- _Work to be completed_
Reproduce all the entries precisely.

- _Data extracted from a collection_
## start
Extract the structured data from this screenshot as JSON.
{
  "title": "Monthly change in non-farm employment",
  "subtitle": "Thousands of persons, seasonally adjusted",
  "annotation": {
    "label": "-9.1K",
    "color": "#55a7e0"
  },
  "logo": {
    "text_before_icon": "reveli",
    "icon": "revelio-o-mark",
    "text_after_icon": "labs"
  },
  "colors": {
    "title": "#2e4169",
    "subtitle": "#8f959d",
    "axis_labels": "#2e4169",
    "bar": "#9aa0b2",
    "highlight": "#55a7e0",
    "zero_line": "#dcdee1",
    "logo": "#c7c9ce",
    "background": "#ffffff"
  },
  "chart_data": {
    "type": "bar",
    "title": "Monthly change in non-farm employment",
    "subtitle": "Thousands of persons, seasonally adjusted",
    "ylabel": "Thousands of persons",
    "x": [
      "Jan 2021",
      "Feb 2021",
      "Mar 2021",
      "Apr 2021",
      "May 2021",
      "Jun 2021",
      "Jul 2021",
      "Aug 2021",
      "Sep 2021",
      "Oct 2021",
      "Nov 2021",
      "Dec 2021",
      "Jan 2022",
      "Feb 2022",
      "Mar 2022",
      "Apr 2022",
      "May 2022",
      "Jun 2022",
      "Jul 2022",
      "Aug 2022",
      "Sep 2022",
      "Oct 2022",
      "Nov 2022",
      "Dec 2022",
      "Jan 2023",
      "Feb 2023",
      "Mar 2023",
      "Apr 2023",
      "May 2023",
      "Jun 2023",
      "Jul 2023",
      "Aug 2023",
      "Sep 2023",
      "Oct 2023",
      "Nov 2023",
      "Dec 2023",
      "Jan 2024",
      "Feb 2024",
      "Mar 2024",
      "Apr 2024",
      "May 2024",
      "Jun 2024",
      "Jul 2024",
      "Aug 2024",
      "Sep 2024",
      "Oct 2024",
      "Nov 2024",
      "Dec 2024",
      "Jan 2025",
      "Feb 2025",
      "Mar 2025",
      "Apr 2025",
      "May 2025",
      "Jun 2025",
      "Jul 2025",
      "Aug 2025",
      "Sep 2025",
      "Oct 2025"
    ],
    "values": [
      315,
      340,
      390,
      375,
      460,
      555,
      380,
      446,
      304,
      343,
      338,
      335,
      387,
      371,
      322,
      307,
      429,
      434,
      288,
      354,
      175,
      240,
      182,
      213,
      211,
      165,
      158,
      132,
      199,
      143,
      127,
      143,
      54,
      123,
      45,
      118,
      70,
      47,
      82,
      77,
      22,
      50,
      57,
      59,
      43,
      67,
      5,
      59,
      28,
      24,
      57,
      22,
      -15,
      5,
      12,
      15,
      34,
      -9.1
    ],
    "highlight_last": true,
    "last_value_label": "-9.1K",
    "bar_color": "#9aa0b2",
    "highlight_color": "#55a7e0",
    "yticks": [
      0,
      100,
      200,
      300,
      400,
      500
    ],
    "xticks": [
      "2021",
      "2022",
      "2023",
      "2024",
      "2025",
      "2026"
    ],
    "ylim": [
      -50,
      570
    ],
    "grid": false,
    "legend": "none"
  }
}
## end
- _Exercise result_
Extract the structured data from this screenshot as JSON.
{
  "title": "Monthly change in non-farm employment",
  "subtitle": "Thousands of persons, seasonally adjusted",
  "annotation": {
    "label": "-9.1K",
    "color": "#55a7e0"
  },
  "logo": {
    "text_before_icon": "reveli",
    "icon": "revelio-o-mark",
    "text_after_icon": "labs"
  },
  "colors": {
    "title": "#2e4169",
    "subtitle": "#8f959d",
    "axis_labels": "#2e4169",
    "bar": "#9aa0b2",
    "highlight": "#55a7e0",
    "zero_line": "#dcdee1",
    "logo": "#c7c9ce",
    "background": "#ffffff"
  },
  "chart_data": {
    "type": "bar",
    "title": "Monthly change in non-farm employment",
    "subtitle": "Thousands of persons, seasonally adjusted",
    "ylabel": "Thousands of persons",
    "x": [
      "Jan 2021",
      "Feb 2021",
      "Mar 2021",
      "Apr 2021",
      "May 2021",
      "Jun 2021",
      "Jul 2021",
      "Aug 2021",
      "Sep 2021",
      "Oct 2021",
      "Nov 2021",
      "Dec 2021",
      "Jan 2022",
      "Feb 2022",
      "Mar 2022",
      "Apr 2022",
      "May 2022",
      "Jun 2022",
      "Jul 2022",
      "Aug 2022",
      "Sep 2022",
      "Oct 2022",
      "Nov 2022",
      "Dec 2022",
      "Jan 2023",
      "Feb 2023",
      "Mar 2023",
      "Apr 2023",
      "May 2023",
      "Jun 2023",
      "Jul 2023",
      "Aug 2023",
      "Sep 2023",
      "Oct 2023",
      "Nov 2023",
      "Dec 2023",
      "Jan 2024",
      "Feb 2024",
      "Mar 2024",
      "Apr 2024",
      "May 2024",
      "Jun 2024",
      "Jul 2024",
      "Aug 2024",
      "Sep 2024",
      "Oct 2024",
      "Nov 2024",
      "Dec 2024",
      "Jan 2025",
      "Feb 2025",
      "Mar 2025",
      "Apr 2025",
      "May 2025",
      "Jun 2025",
      "Jul 2025",
      "Aug 2025",
      "Sep 2025",
      "Oct 2025"
    ],
    "values": [
      315,
      340,
      390,
      375,
      460,
      555,
      380,
      446,
      304,
      343,
      338,
      335,
      387,
      371,
      322,
      307,
      429,
      434,
      288,
      354,
      175,
      240,
      182,
      213,
      211,
      165,
      158,
      132,
      199,
      143,
      127,
      143,
      54,
      123,
      45,
      118,
      70,
      47,
      82,
      77,
      22,
      50,
      57,
      59,
      43,
      67,
      5,
      59,
      28,
      24,
      57,
      22,
      -15,
      5,
      12,
      15,
      34,
      -9.1
    ],
    "highlight_last": true,
    "last_value_label": "-9.1K",
    "bar_color": "#9aa0b2",
    "highlight_color": "#55a7e0",
    "yticks": [
      0,
      100,
      200,
      300,
      400,
      500
    ],
    "xticks": [
      "2021",
      "2022",
      "2023",
      "2024",
      "2025",
      "2026"
    ],
    "ylim": [
      -50,
      570
    ],
    "grid": false,
    "legend": "none"
  }
}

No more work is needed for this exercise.